_Requirements_
In the material below, find all lines with the string "splice" and copy them.

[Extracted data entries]
********
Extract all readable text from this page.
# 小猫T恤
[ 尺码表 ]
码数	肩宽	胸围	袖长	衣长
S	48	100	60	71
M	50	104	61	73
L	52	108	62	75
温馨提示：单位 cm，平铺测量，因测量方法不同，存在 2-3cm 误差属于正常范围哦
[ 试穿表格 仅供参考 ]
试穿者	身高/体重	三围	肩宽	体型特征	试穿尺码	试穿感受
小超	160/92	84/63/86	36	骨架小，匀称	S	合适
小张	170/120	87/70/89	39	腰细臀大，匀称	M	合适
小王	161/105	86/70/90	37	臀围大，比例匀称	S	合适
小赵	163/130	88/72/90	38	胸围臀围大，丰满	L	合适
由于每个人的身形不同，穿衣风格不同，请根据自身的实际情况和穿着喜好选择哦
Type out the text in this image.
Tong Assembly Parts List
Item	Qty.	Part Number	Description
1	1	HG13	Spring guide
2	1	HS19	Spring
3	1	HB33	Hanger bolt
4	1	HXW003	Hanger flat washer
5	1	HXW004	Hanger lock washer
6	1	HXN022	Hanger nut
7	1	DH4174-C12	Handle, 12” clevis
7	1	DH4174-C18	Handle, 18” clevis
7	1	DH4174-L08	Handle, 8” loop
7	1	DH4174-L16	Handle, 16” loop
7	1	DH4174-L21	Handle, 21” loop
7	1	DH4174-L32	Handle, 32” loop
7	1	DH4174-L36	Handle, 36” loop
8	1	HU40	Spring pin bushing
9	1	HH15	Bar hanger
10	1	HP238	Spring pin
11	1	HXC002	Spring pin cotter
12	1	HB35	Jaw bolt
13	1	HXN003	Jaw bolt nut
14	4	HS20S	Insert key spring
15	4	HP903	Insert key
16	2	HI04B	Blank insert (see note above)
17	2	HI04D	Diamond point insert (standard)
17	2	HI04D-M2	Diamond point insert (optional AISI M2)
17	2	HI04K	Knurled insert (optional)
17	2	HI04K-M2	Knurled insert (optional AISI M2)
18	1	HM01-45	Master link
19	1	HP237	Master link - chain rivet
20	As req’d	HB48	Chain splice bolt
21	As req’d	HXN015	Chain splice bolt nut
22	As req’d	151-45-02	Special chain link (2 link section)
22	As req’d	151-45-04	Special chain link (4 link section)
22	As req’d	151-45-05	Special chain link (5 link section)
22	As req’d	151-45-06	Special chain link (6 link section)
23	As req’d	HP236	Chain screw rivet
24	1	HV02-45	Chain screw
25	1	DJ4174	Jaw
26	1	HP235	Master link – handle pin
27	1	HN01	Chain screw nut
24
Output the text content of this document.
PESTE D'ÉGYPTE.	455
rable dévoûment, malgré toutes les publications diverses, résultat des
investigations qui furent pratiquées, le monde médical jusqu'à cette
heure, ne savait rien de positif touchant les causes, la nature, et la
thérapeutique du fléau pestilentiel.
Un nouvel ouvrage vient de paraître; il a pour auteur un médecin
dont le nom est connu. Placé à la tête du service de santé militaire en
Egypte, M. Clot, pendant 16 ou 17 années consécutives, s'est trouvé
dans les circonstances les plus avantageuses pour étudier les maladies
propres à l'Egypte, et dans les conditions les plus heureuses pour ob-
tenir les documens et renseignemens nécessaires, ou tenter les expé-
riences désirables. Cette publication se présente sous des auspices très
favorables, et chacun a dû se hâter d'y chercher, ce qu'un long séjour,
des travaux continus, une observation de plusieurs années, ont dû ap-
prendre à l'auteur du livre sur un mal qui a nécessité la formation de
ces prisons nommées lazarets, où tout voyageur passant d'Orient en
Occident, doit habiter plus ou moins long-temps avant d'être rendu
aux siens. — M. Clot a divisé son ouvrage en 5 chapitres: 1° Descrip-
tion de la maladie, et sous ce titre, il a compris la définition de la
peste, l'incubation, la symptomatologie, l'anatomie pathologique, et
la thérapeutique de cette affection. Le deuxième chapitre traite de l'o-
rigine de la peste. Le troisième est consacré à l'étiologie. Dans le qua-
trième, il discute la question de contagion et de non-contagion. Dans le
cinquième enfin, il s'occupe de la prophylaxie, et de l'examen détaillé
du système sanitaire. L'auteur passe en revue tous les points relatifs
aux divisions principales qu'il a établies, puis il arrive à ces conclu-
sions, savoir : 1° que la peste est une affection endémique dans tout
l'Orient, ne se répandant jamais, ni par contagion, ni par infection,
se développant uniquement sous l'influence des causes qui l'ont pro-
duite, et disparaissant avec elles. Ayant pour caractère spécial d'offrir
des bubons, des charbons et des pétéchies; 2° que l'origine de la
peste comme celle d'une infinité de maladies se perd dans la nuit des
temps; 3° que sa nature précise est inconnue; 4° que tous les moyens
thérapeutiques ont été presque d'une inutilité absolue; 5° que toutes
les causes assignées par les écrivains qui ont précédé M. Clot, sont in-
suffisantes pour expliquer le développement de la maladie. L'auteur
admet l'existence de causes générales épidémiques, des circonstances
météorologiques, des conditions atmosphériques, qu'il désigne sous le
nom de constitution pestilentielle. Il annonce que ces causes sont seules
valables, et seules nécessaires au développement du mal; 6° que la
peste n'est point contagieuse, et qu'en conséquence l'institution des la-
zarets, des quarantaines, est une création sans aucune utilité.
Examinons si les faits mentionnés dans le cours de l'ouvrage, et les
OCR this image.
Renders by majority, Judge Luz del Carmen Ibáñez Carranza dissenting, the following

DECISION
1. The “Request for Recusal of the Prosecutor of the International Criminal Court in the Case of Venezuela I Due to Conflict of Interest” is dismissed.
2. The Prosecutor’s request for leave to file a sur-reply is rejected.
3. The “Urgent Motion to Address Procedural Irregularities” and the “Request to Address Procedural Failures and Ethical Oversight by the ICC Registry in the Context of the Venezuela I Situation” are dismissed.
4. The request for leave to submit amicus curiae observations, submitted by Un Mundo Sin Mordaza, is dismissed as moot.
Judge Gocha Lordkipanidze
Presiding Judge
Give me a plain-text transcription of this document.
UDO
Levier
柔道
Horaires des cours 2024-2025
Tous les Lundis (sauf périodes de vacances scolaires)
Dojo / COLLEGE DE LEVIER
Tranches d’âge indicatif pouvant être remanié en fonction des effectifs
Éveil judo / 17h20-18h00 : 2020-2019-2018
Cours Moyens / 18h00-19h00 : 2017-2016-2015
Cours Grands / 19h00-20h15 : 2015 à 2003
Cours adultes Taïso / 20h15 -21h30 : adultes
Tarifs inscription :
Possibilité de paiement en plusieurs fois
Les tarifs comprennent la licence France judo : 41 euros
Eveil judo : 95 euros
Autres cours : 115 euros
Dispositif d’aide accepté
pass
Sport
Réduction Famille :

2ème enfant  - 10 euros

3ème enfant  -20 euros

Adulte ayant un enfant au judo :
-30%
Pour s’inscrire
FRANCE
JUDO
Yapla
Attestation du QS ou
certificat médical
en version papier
********
_Answer to this exercise_
20	As req’d	HB48	Chain splice bolt
21	As req’d	HXN015	Chain splice bolt nut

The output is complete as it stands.